Extracts from a graphics dataset

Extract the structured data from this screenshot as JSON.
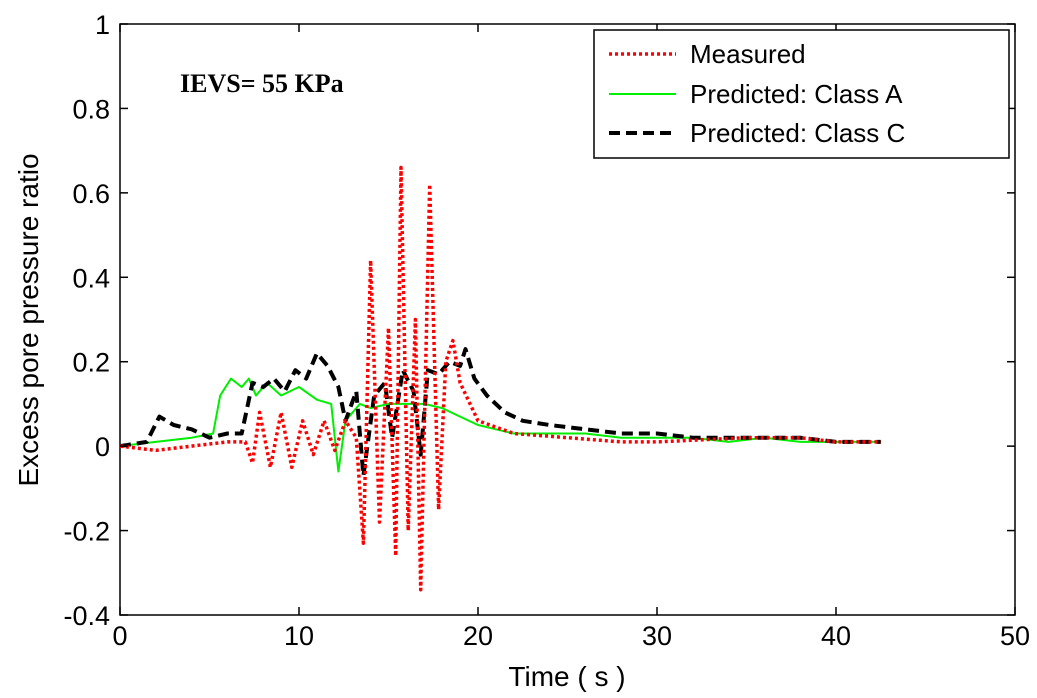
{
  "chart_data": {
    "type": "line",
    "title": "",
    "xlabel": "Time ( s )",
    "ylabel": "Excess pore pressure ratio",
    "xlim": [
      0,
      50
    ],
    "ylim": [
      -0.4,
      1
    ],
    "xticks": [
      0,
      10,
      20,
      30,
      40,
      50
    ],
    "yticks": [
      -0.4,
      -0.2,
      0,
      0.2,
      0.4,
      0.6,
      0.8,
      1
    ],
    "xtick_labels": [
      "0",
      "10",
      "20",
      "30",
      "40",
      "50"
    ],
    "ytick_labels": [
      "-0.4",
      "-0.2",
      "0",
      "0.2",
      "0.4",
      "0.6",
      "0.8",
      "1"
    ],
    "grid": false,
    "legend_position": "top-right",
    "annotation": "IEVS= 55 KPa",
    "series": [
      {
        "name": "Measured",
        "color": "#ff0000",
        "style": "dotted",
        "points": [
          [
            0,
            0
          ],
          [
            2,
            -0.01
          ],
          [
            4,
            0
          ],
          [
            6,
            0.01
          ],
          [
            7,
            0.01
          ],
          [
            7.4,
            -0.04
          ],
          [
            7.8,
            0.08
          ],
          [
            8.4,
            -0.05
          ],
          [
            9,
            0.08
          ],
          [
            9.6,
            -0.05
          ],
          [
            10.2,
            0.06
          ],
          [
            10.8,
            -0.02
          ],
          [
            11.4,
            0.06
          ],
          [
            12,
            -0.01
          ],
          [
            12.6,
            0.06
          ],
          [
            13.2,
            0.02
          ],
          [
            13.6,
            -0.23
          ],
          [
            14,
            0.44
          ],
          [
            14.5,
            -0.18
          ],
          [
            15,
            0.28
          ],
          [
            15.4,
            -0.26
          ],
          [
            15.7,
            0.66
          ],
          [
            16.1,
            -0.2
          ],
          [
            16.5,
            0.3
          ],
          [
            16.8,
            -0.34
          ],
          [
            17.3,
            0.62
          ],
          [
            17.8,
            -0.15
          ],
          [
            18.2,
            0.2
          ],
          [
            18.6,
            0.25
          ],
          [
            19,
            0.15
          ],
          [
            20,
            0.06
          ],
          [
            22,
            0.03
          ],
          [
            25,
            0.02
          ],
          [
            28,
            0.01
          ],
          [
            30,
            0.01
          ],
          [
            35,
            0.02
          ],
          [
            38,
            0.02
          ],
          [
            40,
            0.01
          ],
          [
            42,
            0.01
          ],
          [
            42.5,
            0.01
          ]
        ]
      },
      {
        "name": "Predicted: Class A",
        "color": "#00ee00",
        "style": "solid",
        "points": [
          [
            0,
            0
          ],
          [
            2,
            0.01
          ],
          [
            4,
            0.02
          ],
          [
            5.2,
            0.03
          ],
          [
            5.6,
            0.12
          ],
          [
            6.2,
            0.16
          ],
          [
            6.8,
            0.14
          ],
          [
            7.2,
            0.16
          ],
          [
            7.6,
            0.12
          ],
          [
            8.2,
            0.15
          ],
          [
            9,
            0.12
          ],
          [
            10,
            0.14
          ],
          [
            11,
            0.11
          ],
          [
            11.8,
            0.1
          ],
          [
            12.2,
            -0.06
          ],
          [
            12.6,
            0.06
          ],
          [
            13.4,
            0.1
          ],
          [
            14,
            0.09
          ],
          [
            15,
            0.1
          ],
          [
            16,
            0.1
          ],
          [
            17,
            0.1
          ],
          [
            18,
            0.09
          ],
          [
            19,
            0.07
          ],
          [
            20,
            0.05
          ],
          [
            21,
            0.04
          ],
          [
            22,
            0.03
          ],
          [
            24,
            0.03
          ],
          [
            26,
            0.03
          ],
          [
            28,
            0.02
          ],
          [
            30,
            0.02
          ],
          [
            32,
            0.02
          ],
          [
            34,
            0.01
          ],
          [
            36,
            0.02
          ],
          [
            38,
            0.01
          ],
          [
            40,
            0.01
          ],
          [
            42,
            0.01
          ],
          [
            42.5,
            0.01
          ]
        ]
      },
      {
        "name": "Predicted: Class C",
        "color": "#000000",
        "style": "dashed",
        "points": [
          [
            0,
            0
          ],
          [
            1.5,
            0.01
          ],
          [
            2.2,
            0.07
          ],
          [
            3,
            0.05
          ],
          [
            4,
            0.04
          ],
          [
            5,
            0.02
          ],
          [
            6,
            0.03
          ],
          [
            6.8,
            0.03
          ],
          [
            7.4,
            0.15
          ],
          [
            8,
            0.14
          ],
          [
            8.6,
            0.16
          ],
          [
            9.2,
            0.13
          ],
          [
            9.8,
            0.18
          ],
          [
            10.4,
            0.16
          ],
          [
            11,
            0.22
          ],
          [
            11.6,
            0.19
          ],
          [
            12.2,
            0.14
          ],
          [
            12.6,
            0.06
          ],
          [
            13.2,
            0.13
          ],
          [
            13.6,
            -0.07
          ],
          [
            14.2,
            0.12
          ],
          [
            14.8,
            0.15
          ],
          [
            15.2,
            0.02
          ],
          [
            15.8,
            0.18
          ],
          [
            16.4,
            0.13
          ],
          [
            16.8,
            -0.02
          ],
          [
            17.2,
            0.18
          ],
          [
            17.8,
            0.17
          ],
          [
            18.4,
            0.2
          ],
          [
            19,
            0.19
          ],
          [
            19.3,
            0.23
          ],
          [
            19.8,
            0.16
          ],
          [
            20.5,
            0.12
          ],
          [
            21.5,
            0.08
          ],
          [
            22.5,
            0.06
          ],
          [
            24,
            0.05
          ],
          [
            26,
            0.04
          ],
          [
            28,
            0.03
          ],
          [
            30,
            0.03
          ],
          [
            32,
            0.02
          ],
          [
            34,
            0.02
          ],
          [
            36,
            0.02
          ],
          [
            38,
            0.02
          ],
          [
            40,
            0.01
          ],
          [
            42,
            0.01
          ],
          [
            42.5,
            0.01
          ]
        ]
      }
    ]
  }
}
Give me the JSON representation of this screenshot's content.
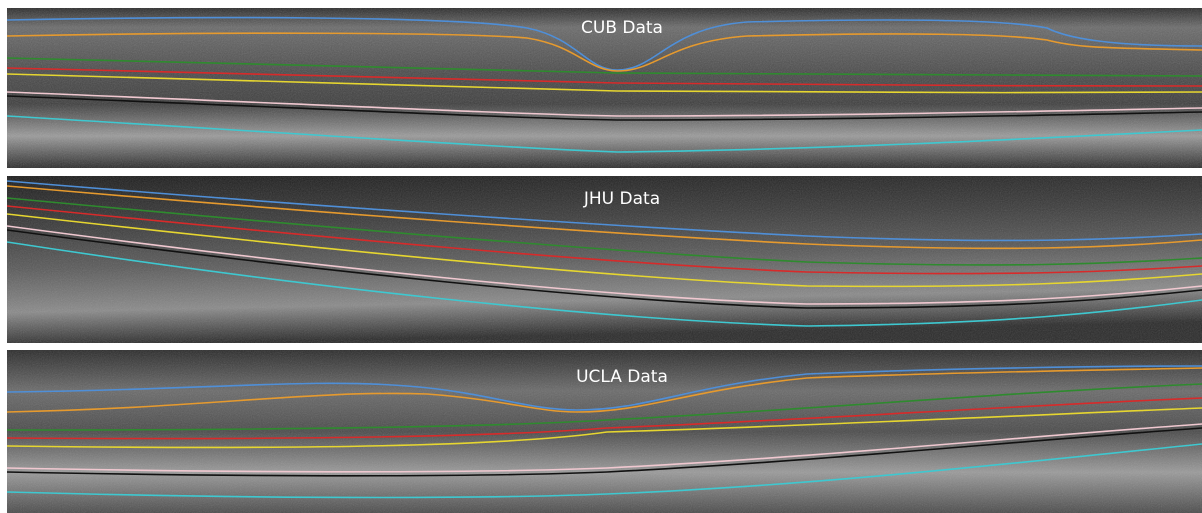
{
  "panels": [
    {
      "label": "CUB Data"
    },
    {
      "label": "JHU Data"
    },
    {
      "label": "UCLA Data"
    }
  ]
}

### DIRECTION:
How many lines of the listing above include the word "Predicted"? State the number and nothing else.

### COMPLETE OUTPUT:
2